Transcribe the material below exactly as it appears.

(Data records)
______________________________

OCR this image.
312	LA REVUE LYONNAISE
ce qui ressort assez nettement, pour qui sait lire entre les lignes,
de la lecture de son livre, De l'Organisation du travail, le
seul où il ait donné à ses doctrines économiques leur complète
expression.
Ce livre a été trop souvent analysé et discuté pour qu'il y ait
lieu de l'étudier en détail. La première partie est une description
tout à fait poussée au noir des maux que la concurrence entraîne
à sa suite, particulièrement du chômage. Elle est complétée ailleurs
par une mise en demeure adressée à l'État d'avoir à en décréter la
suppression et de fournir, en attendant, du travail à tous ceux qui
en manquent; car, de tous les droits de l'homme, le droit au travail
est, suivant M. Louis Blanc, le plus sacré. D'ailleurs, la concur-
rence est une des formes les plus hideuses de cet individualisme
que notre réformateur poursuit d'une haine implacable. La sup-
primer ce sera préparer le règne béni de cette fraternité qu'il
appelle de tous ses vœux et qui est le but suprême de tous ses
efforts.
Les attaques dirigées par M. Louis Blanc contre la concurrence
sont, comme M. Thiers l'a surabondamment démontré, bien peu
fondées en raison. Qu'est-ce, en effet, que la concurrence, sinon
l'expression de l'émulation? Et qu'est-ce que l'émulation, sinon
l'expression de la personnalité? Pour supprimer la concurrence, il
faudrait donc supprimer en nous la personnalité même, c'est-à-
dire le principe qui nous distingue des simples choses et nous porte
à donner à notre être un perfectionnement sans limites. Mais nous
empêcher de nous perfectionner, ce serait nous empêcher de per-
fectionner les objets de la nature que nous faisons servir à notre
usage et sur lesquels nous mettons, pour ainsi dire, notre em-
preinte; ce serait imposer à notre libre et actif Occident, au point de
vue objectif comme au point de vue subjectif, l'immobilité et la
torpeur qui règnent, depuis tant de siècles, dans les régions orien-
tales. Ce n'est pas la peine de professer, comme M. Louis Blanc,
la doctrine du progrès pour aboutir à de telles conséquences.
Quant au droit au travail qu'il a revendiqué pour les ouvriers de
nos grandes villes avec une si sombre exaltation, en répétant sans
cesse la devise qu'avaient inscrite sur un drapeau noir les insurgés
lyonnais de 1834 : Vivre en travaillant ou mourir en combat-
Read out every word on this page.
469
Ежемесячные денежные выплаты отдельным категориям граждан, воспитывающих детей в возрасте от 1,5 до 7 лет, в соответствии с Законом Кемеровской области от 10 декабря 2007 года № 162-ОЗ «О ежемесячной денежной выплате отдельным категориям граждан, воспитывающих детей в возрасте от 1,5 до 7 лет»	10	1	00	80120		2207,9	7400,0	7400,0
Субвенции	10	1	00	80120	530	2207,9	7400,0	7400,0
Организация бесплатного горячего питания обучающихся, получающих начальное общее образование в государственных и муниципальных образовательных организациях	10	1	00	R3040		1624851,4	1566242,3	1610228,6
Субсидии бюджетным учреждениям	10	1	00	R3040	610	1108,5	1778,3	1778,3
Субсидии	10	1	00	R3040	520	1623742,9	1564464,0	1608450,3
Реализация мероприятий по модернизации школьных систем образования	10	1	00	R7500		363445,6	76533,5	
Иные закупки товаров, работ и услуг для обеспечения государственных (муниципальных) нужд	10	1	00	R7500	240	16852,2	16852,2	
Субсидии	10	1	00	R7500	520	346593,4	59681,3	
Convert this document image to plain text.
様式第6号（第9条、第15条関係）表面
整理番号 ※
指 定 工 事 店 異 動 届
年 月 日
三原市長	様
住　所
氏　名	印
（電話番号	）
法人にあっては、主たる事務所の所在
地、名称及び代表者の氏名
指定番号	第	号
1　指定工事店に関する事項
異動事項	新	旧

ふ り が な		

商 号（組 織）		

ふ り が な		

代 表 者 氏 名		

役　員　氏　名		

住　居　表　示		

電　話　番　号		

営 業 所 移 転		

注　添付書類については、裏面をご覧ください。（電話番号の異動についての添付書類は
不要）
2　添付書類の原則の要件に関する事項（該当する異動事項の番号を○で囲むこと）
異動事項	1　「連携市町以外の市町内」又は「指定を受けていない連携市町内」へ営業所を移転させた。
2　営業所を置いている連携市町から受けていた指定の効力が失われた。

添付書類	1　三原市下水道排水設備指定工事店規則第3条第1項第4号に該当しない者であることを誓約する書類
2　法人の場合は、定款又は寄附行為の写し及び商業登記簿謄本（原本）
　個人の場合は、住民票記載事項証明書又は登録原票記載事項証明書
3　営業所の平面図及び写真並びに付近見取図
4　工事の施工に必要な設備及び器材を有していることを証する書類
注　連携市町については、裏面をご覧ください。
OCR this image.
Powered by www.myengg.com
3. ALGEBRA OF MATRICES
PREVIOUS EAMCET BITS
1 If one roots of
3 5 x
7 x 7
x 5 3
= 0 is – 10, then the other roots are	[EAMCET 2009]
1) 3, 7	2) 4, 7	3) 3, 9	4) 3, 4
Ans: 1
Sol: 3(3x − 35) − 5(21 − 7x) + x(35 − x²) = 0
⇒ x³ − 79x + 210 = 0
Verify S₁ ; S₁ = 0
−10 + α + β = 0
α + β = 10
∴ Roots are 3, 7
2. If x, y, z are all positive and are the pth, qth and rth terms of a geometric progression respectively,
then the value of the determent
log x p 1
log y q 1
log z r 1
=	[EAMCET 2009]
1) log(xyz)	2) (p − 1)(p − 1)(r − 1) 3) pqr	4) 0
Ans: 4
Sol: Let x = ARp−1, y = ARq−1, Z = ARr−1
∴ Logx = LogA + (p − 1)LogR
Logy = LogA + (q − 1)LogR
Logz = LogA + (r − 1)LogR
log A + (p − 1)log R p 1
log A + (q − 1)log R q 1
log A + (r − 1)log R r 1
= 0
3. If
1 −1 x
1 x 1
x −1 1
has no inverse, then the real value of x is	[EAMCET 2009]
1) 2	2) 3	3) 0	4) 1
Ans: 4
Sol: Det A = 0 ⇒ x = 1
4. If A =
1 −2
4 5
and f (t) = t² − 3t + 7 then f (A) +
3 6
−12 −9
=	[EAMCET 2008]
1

______________________________

FINAL RESULT:
OCR this image.
312	LA REVUE LYONNAISE
ce qui ressort assez nettement, pour qui sait lire entre les lignes,
de la lecture de son livre, De l'Organisation du travail, le
seul où il ait donné à ses doctrines économiques leur complète
expression.
Ce livre a été trop souvent analysé et discuté pour qu'il y ait
lieu de l'étudier en détail. La première partie est une description
tout à fait poussée au noir des maux que la concurrence entraîne
à sa suite, particulièrement du chômage. Elle est complétée ailleurs
par une mise en demeure adressée à l'État d'avoir à en décréter la
suppression et de fournir, en attendant, du travail à tous ceux qui
en manquent; car, de tous les droits de l'homme, le droit au travail
est, suivant M. Louis Blanc, le plus sacré. D'ailleurs, la concur-
rence est une des formes les plus hideuses de cet individualisme
que notre réformateur poursuit d'une haine implacable. La sup-
primer ce sera préparer le règne béni de cette fraternité qu'il
appelle de tous ses vœux et qui est le but suprême de tous ses
efforts.
Les attaques dirigées par M. Louis Blanc contre la concurrence
sont, comme M. Thiers l'a surabondamment démontré, bien peu
fondées en raison. Qu'est-ce, en effet, que la concurrence, sinon
l'expression de l'émulation? Et qu'est-ce que l'émulation, sinon
l'expression de la personnalité? Pour supprimer la concurrence, il
faudrait donc supprimer en nous la personnalité même, c'est-à-
dire le principe qui nous distingue des simples choses et nous porte
à donner à notre être un perfectionnement sans limites. Mais nous
empêcher de nous perfectionner, ce serait nous empêcher de per-
fectionner les objets de la nature que nous faisons servir à notre
usage et sur lesquels nous mettons, pour ainsi dire, notre em-
preinte; ce serait imposer à notre libre et actif Occident, au point de
vue objectif comme au point de vue subjectif, l'immobilité et la
torpeur qui règnent, depuis tant de siècles, dans les régions orien-
tales. Ce n'est pas la peine de professer, comme M. Louis Blanc,
la doctrine du progrès pour aboutir à de telles conséquences.
Quant au droit au travail qu'il a revendiqué pour les ouvriers de
nos grandes villes avec une si sombre exaltation, en répétant sans
cesse la devise qu'avaient inscrite sur un drapeau noir les insurgés
lyonnais de 1834 : Vivre en travaillant ou mourir en combat-
Read out every word on this page.
469
Ежемесячные денежные выплаты отдельным категориям граждан, воспитывающих детей в возрасте от 1,5 до 7 лет, в соответствии с Законом Кемеровской области от 10 декабря 2007 года № 162-ОЗ «О ежемесячной денежной выплате отдельным категориям граждан, воспитывающих детей в возрасте от 1,5 до 7 лет»	10	1	00	80120		2207,9	7400,0	7400,0
Субвенции	10	1	00	80120	530	2207,9	7400,0	7400,0
Организация бесплатного горячего питания обучающихся, получающих начальное общее образование в государственных и муниципальных образовательных организациях	10	1	00	R3040		1624851,4	1566242,3	1610228,6
Субсидии бюджетным учреждениям	10	1	00	R3040	610	1108,5	1778,3	1778,3
Субсидии	10	1	00	R3040	520	1623742,9	1564464,0	1608450,3
Реализация мероприятий по модернизации школьных систем образования	10	1	00	R7500		363445,6	76533,5	
Иные закупки товаров, работ и услуг для обеспечения государственных (муниципальных) нужд	10	1	00	R7500	240	16852,2	16852,2	
Субсидии	10	1	00	R7500	520	346593,4	59681,3	
Convert this document image to plain text.
様式第6号（第9条、第15条関係）表面
整理番号 ※
指 定 工 事 店 異 動 届
年 月 日
三原市長	様
住　所
氏　名	印
（電話番号	）
法人にあっては、主たる事務所の所在
地、名称及び代表者の氏名
指定番号	第	号
1　指定工事店に関する事項
異動事項	新	旧

ふ り が な		

商 号（組 織）		

ふ り が な		

代 表 者 氏 名		

役　員　氏　名		

住　居　表　示		

電　話　番　号		

営 業 所 移 転		

注　添付書類については、裏面をご覧ください。（電話番号の異動についての添付書類は
不要）
2　添付書類の原則の要件に関する事項（該当する異動事項の番号を○で囲むこと）
異動事項	1　「連携市町以外の市町内」又は「指定を受けていない連携市町内」へ営業所を移転させた。
2　営業所を置いている連携市町から受けていた指定の効力が失われた。

添付書類	1　三原市下水道排水設備指定工事店規則第3条第1項第4号に該当しない者であることを誓約する書類
2　法人の場合は、定款又は寄附行為の写し及び商業登記簿謄本（原本）
　個人の場合は、住民票記載事項証明書又は登録原票記載事項証明書
3　営業所の平面図及び写真並びに付近見取図
4　工事の施工に必要な設備及び器材を有していることを証する書類
注　連携市町については、裏面をご覧ください。
OCR this image.
Powered by www.myengg.com
3. ALGEBRA OF MATRICES
PREVIOUS EAMCET BITS
1 If one roots of
3 5 x
7 x 7
x 5 3
= 0 is – 10, then the other roots are	[EAMCET 2009]
1) 3, 7	2) 4, 7	3) 3, 9	4) 3, 4
Ans: 1
Sol: 3(3x − 35) − 5(21 − 7x) + x(35 − x²) = 0
⇒ x³ − 79x + 210 = 0
Verify S₁ ; S₁ = 0
−10 + α + β = 0
α + β = 10
∴ Roots are 3, 7
2. If x, y, z are all positive and are the pth, qth and rth terms of a geometric progression respectively,
then the value of the determent
log x p 1
log y q 1
log z r 1
=	[EAMCET 2009]
1) log(xyz)	2) (p − 1)(p − 1)(r − 1) 3) pqr	4) 0
Ans: 4
Sol: Let x = ARp−1, y = ARq−1, Z = ARr−1
∴ Logx = LogA + (p − 1)LogR
Logy = LogA + (q − 1)LogR
Logz = LogA + (r − 1)LogR
log A + (p − 1)log R p 1
log A + (q − 1)log R q 1
log A + (r − 1)log R r 1
= 0
3. If
1 −1 x
1 x 1
x −1 1
has no inverse, then the real value of x is	[EAMCET 2009]
1) 2	2) 3	3) 0	4) 1
Ans: 4
Sol: Det A = 0 ⇒ x = 1
4. If A =
1 −2
4 5
and f (t) = t² − 3t + 7 then f (A) +
3 6
−12 −9
=	[EAMCET 2008]
1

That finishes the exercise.